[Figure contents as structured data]
---------------
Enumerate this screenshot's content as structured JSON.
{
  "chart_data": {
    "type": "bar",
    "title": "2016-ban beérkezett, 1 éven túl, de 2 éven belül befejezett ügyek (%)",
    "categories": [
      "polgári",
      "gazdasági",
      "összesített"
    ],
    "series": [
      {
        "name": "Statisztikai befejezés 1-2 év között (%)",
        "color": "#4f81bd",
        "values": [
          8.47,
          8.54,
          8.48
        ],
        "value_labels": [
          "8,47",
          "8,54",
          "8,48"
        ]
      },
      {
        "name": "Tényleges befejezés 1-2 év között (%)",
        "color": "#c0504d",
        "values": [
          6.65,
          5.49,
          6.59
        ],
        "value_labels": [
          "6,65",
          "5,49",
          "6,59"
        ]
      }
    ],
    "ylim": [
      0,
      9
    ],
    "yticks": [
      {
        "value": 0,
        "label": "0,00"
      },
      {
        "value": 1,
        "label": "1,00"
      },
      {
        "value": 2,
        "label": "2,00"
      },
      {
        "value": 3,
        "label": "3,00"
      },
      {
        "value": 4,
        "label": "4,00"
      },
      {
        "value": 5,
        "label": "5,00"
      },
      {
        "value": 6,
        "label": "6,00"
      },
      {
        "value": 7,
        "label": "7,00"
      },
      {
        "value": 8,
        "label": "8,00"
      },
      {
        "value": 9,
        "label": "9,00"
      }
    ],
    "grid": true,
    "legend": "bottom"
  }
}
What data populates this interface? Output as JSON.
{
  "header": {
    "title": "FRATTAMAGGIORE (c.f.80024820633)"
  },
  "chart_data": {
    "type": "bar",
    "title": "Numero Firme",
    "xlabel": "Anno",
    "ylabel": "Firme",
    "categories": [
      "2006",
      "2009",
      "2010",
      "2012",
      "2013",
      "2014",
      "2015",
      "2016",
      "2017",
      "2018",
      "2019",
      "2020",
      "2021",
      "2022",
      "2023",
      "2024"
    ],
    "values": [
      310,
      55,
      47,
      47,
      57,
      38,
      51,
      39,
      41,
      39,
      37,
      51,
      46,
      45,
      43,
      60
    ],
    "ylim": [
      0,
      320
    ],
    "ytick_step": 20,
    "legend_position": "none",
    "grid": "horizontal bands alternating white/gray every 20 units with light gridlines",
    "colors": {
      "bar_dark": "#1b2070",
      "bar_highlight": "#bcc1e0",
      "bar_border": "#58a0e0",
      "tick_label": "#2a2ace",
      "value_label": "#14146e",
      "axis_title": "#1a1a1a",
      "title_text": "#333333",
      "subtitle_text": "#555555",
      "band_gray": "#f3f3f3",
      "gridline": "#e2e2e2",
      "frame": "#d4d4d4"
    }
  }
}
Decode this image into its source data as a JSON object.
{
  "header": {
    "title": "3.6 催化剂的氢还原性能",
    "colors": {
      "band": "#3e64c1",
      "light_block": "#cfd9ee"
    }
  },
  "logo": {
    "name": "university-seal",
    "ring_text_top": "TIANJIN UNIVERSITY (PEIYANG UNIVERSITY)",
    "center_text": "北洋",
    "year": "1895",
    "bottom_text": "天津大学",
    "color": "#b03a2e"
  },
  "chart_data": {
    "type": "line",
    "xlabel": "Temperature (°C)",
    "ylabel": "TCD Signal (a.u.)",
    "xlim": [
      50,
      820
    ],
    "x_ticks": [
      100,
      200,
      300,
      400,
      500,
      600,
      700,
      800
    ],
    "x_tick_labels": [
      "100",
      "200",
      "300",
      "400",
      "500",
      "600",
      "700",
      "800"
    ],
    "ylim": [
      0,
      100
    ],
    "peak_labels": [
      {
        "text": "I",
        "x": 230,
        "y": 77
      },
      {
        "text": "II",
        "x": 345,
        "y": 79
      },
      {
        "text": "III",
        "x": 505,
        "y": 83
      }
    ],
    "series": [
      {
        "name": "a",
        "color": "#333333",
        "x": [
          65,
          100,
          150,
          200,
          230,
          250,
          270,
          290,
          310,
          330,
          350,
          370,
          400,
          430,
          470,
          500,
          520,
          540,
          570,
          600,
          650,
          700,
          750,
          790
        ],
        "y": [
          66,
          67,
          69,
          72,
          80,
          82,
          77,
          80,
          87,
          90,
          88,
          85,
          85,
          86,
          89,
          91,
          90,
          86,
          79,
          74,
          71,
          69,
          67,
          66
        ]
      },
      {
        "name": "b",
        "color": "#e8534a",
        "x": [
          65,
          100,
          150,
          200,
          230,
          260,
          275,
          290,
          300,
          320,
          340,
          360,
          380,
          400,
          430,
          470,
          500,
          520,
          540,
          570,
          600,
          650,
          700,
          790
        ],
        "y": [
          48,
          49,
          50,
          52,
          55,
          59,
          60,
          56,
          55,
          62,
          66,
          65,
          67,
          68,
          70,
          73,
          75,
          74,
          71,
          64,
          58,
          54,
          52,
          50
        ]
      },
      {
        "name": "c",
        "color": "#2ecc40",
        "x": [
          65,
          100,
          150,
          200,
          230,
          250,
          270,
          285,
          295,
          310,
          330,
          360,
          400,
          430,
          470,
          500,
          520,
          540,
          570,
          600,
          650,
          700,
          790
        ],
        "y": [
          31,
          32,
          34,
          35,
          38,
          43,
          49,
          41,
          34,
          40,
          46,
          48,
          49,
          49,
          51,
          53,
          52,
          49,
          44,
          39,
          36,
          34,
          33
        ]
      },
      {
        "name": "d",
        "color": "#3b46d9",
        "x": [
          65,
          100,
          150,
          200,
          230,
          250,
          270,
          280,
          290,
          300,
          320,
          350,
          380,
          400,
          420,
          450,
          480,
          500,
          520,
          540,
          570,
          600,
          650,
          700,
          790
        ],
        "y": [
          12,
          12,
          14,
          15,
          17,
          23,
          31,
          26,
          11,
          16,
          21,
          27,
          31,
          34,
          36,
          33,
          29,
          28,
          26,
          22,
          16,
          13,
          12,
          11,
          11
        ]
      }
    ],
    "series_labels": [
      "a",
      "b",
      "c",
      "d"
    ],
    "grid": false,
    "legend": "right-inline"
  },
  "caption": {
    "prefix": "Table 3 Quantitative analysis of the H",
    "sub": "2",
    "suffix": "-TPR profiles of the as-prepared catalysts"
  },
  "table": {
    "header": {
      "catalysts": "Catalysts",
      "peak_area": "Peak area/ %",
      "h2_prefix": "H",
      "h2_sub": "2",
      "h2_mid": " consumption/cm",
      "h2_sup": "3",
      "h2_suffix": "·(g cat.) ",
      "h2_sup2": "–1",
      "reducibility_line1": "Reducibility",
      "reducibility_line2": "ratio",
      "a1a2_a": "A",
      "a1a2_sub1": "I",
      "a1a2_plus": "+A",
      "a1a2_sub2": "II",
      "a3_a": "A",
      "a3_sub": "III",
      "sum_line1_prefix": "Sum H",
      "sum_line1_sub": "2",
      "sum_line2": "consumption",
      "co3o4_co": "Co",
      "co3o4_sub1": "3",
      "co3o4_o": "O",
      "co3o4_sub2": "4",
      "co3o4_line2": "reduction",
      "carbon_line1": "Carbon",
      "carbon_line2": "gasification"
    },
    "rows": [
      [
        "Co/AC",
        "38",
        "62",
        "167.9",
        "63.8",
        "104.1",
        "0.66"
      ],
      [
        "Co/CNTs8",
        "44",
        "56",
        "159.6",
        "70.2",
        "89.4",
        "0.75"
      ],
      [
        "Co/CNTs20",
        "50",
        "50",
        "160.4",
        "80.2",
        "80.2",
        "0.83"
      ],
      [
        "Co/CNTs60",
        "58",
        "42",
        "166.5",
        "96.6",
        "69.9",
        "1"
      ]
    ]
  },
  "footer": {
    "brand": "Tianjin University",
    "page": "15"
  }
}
---------------
What you should do:
Please reproduce all of the entries exactly as they stand.

Correct result:
Enumerate this screenshot's content as structured JSON.
{
  "chart_data": {
    "type": "bar",
    "title": "2016-ban beérkezett, 1 éven túl, de 2 éven belül befejezett ügyek (%)",
    "categories": [
      "polgári",
      "gazdasági",
      "összesített"
    ],
    "series": [
      {
        "name": "Statisztikai befejezés 1-2 év között (%)",
        "color": "#4f81bd",
        "values": [
          8.47,
          8.54,
          8.48
        ],
        "value_labels": [
          "8,47",
          "8,54",
          "8,48"
        ]
      },
      {
        "name": "Tényleges befejezés 1-2 év között (%)",
        "color": "#c0504d",
        "values": [
          6.65,
          5.49,
          6.59
        ],
        "value_labels": [
          "6,65",
          "5,49",
          "6,59"
        ]
      }
    ],
    "ylim": [
      0,
      9
    ],
    "yticks": [
      {
        "value": 0,
        "label": "0,00"
      },
      {
        "value": 1,
        "label": "1,00"
      },
      {
        "value": 2,
        "label": "2,00"
      },
      {
        "value": 3,
        "label": "3,00"
      },
      {
        "value": 4,
        "label": "4,00"
      },
      {
        "value": 5,
        "label": "5,00"
      },
      {
        "value": 6,
        "label": "6,00"
      },
      {
        "value": 7,
        "label": "7,00"
      },
      {
        "value": 8,
        "label": "8,00"
      },
      {
        "value": 9,
        "label": "9,00"
      }
    ],
    "grid": true,
    "legend": "bottom"
  }
}
What data populates this interface? Output as JSON.
{
  "header": {
    "title": "FRATTAMAGGIORE (c.f.80024820633)"
  },
  "chart_data": {
    "type": "bar",
    "title": "Numero Firme",
    "xlabel": "Anno",
    "ylabel": "Firme",
    "categories": [
      "2006",
      "2009",
      "2010",
      "2012",
      "2013",
      "2014",
      "2015",
      "2016",
      "2017",
      "2018",
      "2019",
      "2020",
      "2021",
      "2022",
      "2023",
      "2024"
    ],
    "values": [
      310,
      55,
      47,
      47,
      57,
      38,
      51,
      39,
      41,
      39,
      37,
      51,
      46,
      45,
      43,
      60
    ],
    "ylim": [
      0,
      320
    ],
    "ytick_step": 20,
    "legend_position": "none",
    "grid": "horizontal bands alternating white/gray every 20 units with light gridlines",
    "colors": {
      "bar_dark": "#1b2070",
      "bar_highlight": "#bcc1e0",
      "bar_border": "#58a0e0",
      "tick_label": "#2a2ace",
      "value_label": "#14146e",
      "axis_title": "#1a1a1a",
      "title_text": "#333333",
      "subtitle_text": "#555555",
      "band_gray": "#f3f3f3",
      "gridline": "#e2e2e2",
      "frame": "#d4d4d4"
    }
  }
}
Decode this image into its source data as a JSON object.
{
  "header": {
    "title": "3.6 催化剂的氢还原性能",
    "colors": {
      "band": "#3e64c1",
      "light_block": "#cfd9ee"
    }
  },
  "logo": {
    "name": "university-seal",
    "ring_text_top": "TIANJIN UNIVERSITY (PEIYANG UNIVERSITY)",
    "center_text": "北洋",
    "year": "1895",
    "bottom_text": "天津大学",
    "color": "#b03a2e"
  },
  "chart_data": {
    "type": "line",
    "xlabel": "Temperature (°C)",
    "ylabel": "TCD Signal (a.u.)",
    "xlim": [
      50,
      820
    ],
    "x_ticks": [
      100,
      200,
      300,
      400,
      500,
      600,
      700,
      800
    ],
    "x_tick_labels": [
      "100",
      "200",
      "300",
      "400",
      "500",
      "600",
      "700",
      "800"
    ],
    "ylim": [
      0,
      100
    ],
    "peak_labels": [
      {
        "text": "I",
        "x": 230,
        "y": 77
      },
      {
        "text": "II",
        "x": 345,
        "y": 79
      },
      {
        "text": "III",
        "x": 505,
        "y": 83
      }
    ],
    "series": [
      {
        "name": "a",
        "color": "#333333",
        "x": [
          65,
          100,
          150,
          200,
          230,
          250,
          270,
          290,
          310,
          330,
          350,
          370,
          400,
          430,
          470,
          500,
          520,
          540,
          570,
          600,
          650,
          700,
          750,
          790
        ],
        "y": [
          66,
          67,
          69,
          72,
          80,
          82,
          77,
          80,
          87,
          90,
          88,
          85,
          85,
          86,
          89,
          91,
          90,
          86,
          79,
          74,
          71,
          69,
          67,
          66
        ]
      },
      {
        "name": "b",
        "color": "#e8534a",
        "x": [
          65,
          100,
          150,
          200,
          230,
          260,
          275,
          290,
          300,
          320,
          340,
          360,
          380,
          400,
          430,
          470,
          500,
          520,
          540,
          570,
          600,
          650,
          700,
          790
        ],
        "y": [
          48,
          49,
          50,
          52,
          55,
          59,
          60,
          56,
          55,
          62,
          66,
          65,
          67,
          68,
          70,
          73,
          75,
          74,
          71,
          64,
          58,
          54,
          52,
          50
        ]
      },
      {
        "name": "c",
        "color": "#2ecc40",
        "x": [
          65,
          100,
          150,
          200,
          230,
          250,
          270,
          285,
          295,
          310,
          330,
          360,
          400,
          430,
          470,
          500,
          520,
          540,
          570,
          600,
          650,
          700,
          790
        ],
        "y": [
          31,
          32,
          34,
          35,
          38,
          43,
          49,
          41,
          34,
          40,
          46,
          48,
          49,
          49,
          51,
          53,
          52,
          49,
          44,
          39,
          36,
          34,
          33
        ]
      },
      {
        "name": "d",
        "color": "#3b46d9",
        "x": [
          65,
          100,
          150,
          200,
          230,
          250,
          270,
          280,
          290,
          300,
          320,
          350,
          380,
          400,
          420,
          450,
          480,
          500,
          520,
          540,
          570,
          600,
          650,
          700,
          790
        ],
        "y": [
          12,
          12,
          14,
          15,
          17,
          23,
          31,
          26,
          11,
          16,
          21,
          27,
          31,
          34,
          36,
          33,
          29,
          28,
          26,
          22,
          16,
          13,
          12,
          11,
          11
        ]
      }
    ],
    "series_labels": [
      "a",
      "b",
      "c",
      "d"
    ],
    "grid": false,
    "legend": "right-inline"
  },
  "caption": {
    "prefix": "Table 3 Quantitative analysis of the H",
    "sub": "2",
    "suffix": "-TPR profiles of the as-prepared catalysts"
  },
  "table": {
    "header": {
      "catalysts": "Catalysts",
      "peak_area": "Peak area/ %",
      "h2_prefix": "H",
      "h2_sub": "2",
      "h2_mid": " consumption/cm",
      "h2_sup": "3",
      "h2_suffix": "·(g cat.) ",
      "h2_sup2": "–1",
      "reducibility_line1": "Reducibility",
      "reducibility_line2": "ratio",
      "a1a2_a": "A",
      "a1a2_sub1": "I",
      "a1a2_plus": "+A",
      "a1a2_sub2": "II",
      "a3_a": "A",
      "a3_sub": "III",
      "sum_line1_prefix": "Sum H",
      "sum_line1_sub": "2",
      "sum_line2": "consumption",
      "co3o4_co": "Co",
      "co3o4_sub1": "3",
      "co3o4_o": "O",
      "co3o4_sub2": "4",
      "co3o4_line2": "reduction",
      "carbon_line1": "Carbon",
      "carbon_line2": "gasification"
    },
    "rows": [
      [
        "Co/AC",
        "38",
        "62",
        "167.9",
        "63.8",
        "104.1",
        "0.66"
      ],
      [
        "Co/CNTs8",
        "44",
        "56",
        "159.6",
        "70.2",
        "89.4",
        "0.75"
      ],
      [
        "Co/CNTs20",
        "50",
        "50",
        "160.4",
        "80.2",
        "80.2",
        "0.83"
      ],
      [
        "Co/CNTs60",
        "58",
        "42",
        "166.5",
        "96.6",
        "69.9",
        "1"
      ]
    ]
  },
  "footer": {
    "brand": "Tianjin University",
    "page": "15"
  }
}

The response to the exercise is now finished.